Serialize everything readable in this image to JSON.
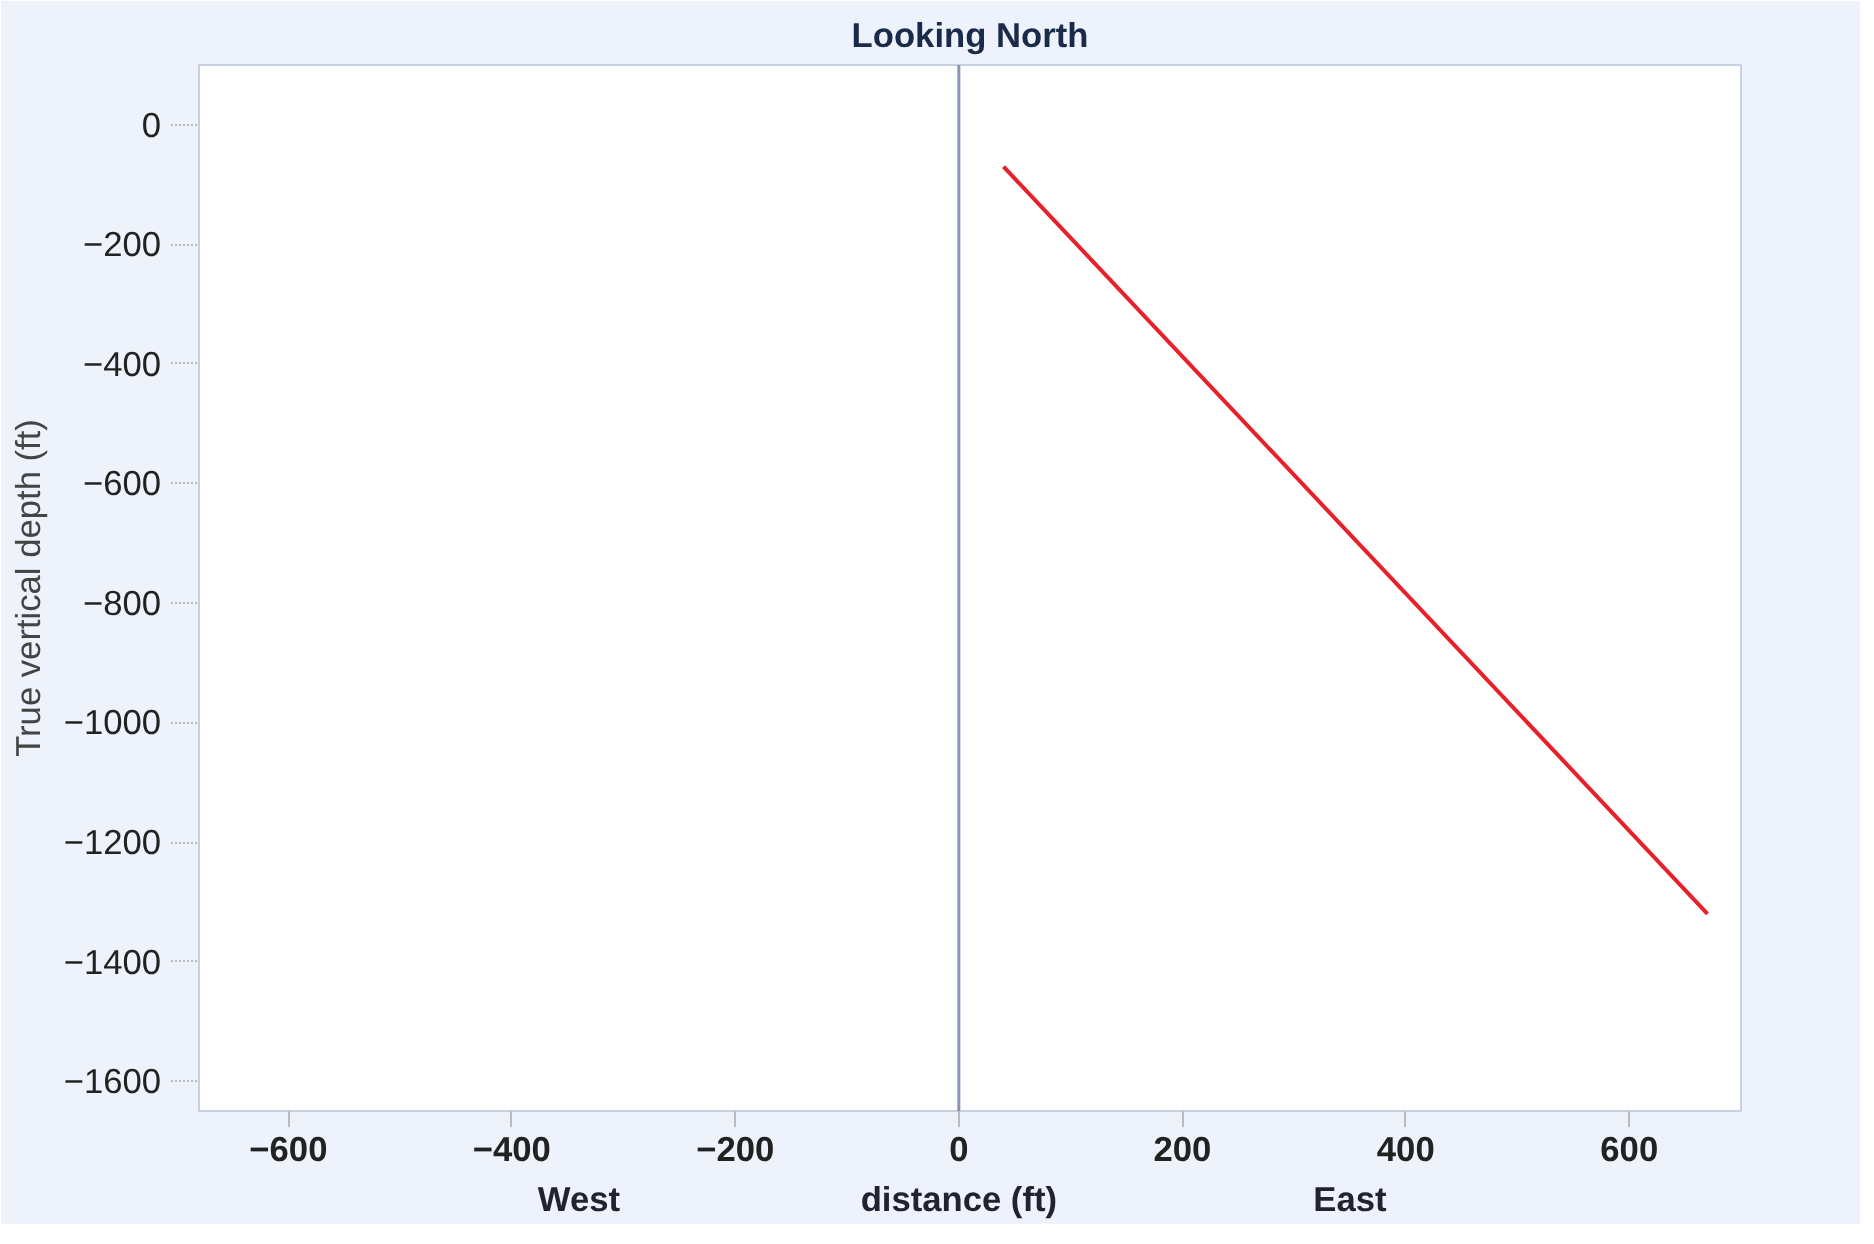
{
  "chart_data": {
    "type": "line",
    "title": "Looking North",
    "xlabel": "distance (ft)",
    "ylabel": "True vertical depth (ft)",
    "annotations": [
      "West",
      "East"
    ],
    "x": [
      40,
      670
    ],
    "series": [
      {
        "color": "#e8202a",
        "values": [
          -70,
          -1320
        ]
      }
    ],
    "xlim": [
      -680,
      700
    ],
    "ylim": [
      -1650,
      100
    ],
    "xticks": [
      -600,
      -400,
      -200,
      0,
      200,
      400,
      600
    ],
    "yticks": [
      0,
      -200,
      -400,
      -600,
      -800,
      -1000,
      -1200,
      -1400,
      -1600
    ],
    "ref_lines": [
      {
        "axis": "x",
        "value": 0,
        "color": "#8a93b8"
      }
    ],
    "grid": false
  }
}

§

The exercise: Restate the data above exactly, stripping out each image.

Exercise result:
Serialize everything readable in this image to JSON.
{
  "chart_data": {
    "type": "line",
    "title": "Looking North",
    "xlabel": "distance (ft)",
    "ylabel": "True vertical depth (ft)",
    "annotations": [
      "West",
      "East"
    ],
    "x": [
      40,
      670
    ],
    "series": [
      {
        "color": "#e8202a",
        "values": [
          -70,
          -1320
        ]
      }
    ],
    "xlim": [
      -680,
      700
    ],
    "ylim": [
      -1650,
      100
    ],
    "xticks": [
      -600,
      -400,
      -200,
      0,
      200,
      400,
      600
    ],
    "yticks": [
      0,
      -200,
      -400,
      -600,
      -800,
      -1000,
      -1200,
      -1400,
      -1600
    ],
    "ref_lines": [
      {
        "axis": "x",
        "value": 0,
        "color": "#8a93b8"
      }
    ],
    "grid": false
  }
}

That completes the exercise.